→ Recorded information

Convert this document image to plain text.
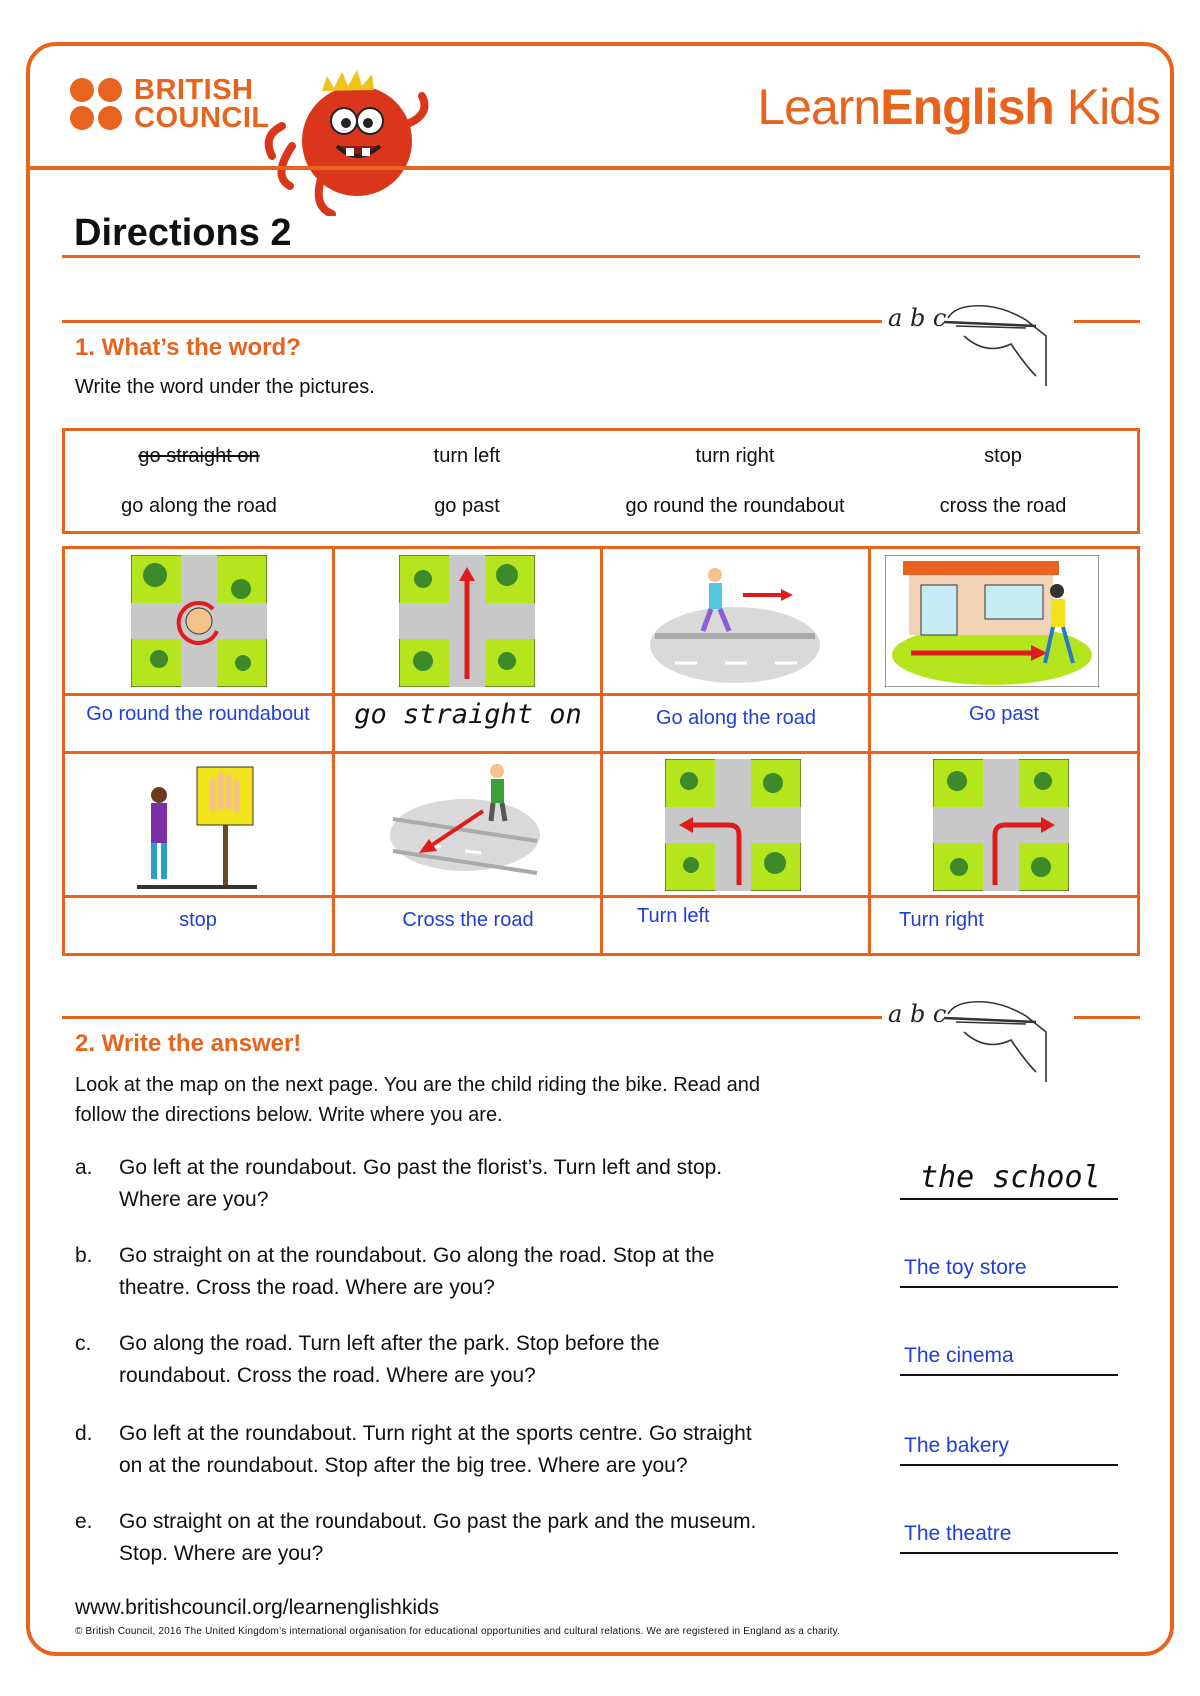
BRITISH
COUNCIL	LearnEnglish Kids
Directions 2
a b c
1. What’s the word?
Write the word under the pictures.
go straight on	turn left	turn right	stop
go along the road	go past	go round the roundabout	cross the road
Go round the roundabout	go straight on	Go along the road	Go past
stop	Cross the road	Turn left	Turn right
a b c
2. Write the answer!
Look at the map on the next page. You are the child riding the bike. Read and
follow the directions below. Write where you are.
a. Go left at the roundabout. Go past the florist’s. Turn left and stop.
Where are you?
the school
b. Go straight on at the roundabout. Go along the road. Stop at the
theatre. Cross the road. Where are you?
The toy store
c. Go along the road. Turn left after the park. Stop before the
roundabout. Cross the road. Where are you?
The cinema
d. Go left at the roundabout. Turn right at the sports centre. Go straight
on at the roundabout. Stop after the big tree. Where are you?
The bakery
e. Go straight on at the roundabout. Go past the park and the museum.
Stop. Where are you?
The theatre
www.britishcouncil.org/learnenglishkids
© British Council, 2016 The United Kingdom’s international organisation for educational opportunities and cultural relations. We are registered in England as a charity.
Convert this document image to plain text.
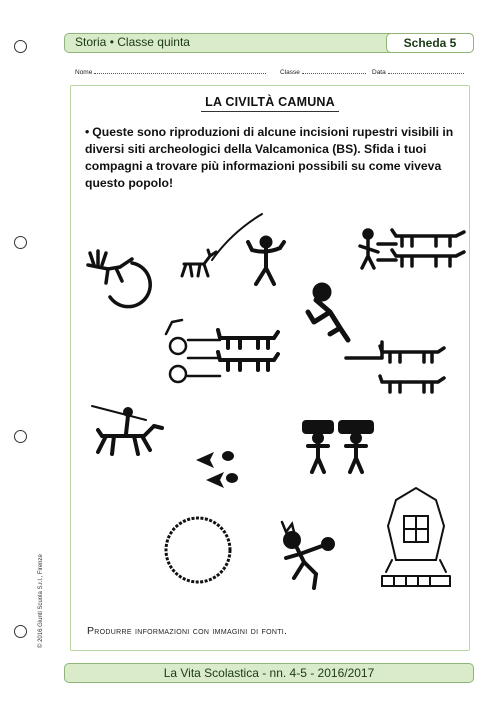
Storia • Classe quinta	Scheda 5
Nome	Classe	Data
LA CIVILTÀ CAMUNA
• Queste sono riproduzioni di alcune incisioni rupestri visibili in diversi siti archeologici della Valcamonica (BS). Sfida i tuoi compagni a trovare più informazioni possibili su come viveva questo popolo!
Produrre informazioni con immagini di fonti.
© 2016 Giunti Scuola S.r.l., Firenze
La Vita Scolastica - nn. 4-5 - 2016/2017
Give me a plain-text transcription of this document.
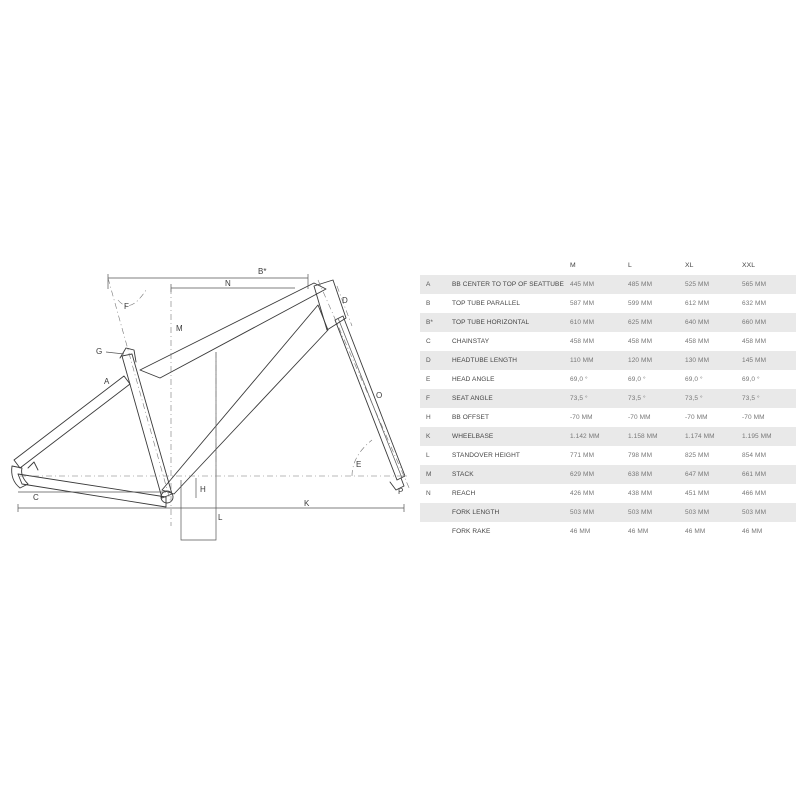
B*
N
D
F
M
G
A
O
E
H	P
C
K
L
		M	L	XL	XXL
A	BB CENTER TO TOP OF SEATTUBE	445 MM	485 MM	525 MM	565 MM
B	TOP TUBE PARALLEL	587 MM	599 MM	612 MM	632 MM
B*	TOP TUBE HORIZONTAL	610 MM	625 MM	640 MM	660 MM
C	CHAINSTAY	458 MM	458 MM	458 MM	458 MM
D	HEADTUBE LENGTH	110 MM	120 MM	130 MM	145 MM
E	HEAD ANGLE	69,0 °	69,0 °	69,0 °	69,0 °
F	SEAT ANGLE	73,5 °	73,5 °	73,5 °	73,5 °
H	BB OFFSET	-70 MM	-70 MM	-70 MM	-70 MM
K	WHEELBASE	1.142 MM	1.158 MM	1.174 MM	1.195 MM
L	STANDOVER HEIGHT	771 MM	798 MM	825 MM	854 MM
M	STACK	629 MM	638 MM	647 MM	661 MM
N	REACH	426 MM	438 MM	451 MM	466 MM
	FORK LENGTH	503 MM	503 MM	503 MM	503 MM
	FORK RAKE	46 MM	46 MM	46 MM	46 MM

→ Task to carry out
Retype everything in the material word for word, minus pictures.

→ Answer to this exercise
Convert this document image to plain text.
BRITISH
COUNCIL	LearnEnglish Kids
Directions 2
a b c
1. What’s the word?
Write the word under the pictures.
go straight on	turn left	turn right	stop
go along the road	go past	go round the roundabout	cross the road
Go round the roundabout	go straight on	Go along the road	Go past
stop	Cross the road	Turn left	Turn right
a b c
2. Write the answer!
Look at the map on the next page. You are the child riding the bike. Read and
follow the directions below. Write where you are.
a. Go left at the roundabout. Go past the florist’s. Turn left and stop.
Where are you?
the school
b. Go straight on at the roundabout. Go along the road. Stop at the
theatre. Cross the road. Where are you?
The toy store
c. Go along the road. Turn left after the park. Stop before the
roundabout. Cross the road. Where are you?
The cinema
d. Go left at the roundabout. Turn right at the sports centre. Go straight
on at the roundabout. Stop after the big tree. Where are you?
The bakery
e. Go straight on at the roundabout. Go past the park and the museum.
Stop. Where are you?
The theatre
www.britishcouncil.org/learnenglishkids
© British Council, 2016 The United Kingdom’s international organisation for educational opportunities and cultural relations. We are registered in England as a charity.
Convert this document image to plain text.
Storia • Classe quinta	Scheda 5
Nome	Classe	Data
LA CIVILTÀ CAMUNA
• Queste sono riproduzioni di alcune incisioni rupestri visibili in diversi siti archeologici della Valcamonica (BS). Sfida i tuoi compagni a trovare più informazioni possibili su come viveva questo popolo!
Produrre informazioni con immagini di fonti.
© 2016 Giunti Scuola S.r.l., Firenze
La Vita Scolastica - nn. 4-5 - 2016/2017
Give me a plain-text transcription of this document.
B*
N
D
F
M
G
A
O
E
H	P
C
K
L
		M	L	XL	XXL
A	BB CENTER TO TOP OF SEATTUBE	445 MM	485 MM	525 MM	565 MM
B	TOP TUBE PARALLEL	587 MM	599 MM	612 MM	632 MM
B*	TOP TUBE HORIZONTAL	610 MM	625 MM	640 MM	660 MM
C	CHAINSTAY	458 MM	458 MM	458 MM	458 MM
D	HEADTUBE LENGTH	110 MM	120 MM	130 MM	145 MM
E	HEAD ANGLE	69,0 °	69,0 °	69,0 °	69,0 °
F	SEAT ANGLE	73,5 °	73,5 °	73,5 °	73,5 °
H	BB OFFSET	-70 MM	-70 MM	-70 MM	-70 MM
K	WHEELBASE	1.142 MM	1.158 MM	1.174 MM	1.195 MM
L	STANDOVER HEIGHT	771 MM	798 MM	825 MM	854 MM
M	STACK	629 MM	638 MM	647 MM	661 MM
N	REACH	426 MM	438 MM	451 MM	466 MM
	FORK LENGTH	503 MM	503 MM	503 MM	503 MM
	FORK RAKE	46 MM	46 MM	46 MM	46 MM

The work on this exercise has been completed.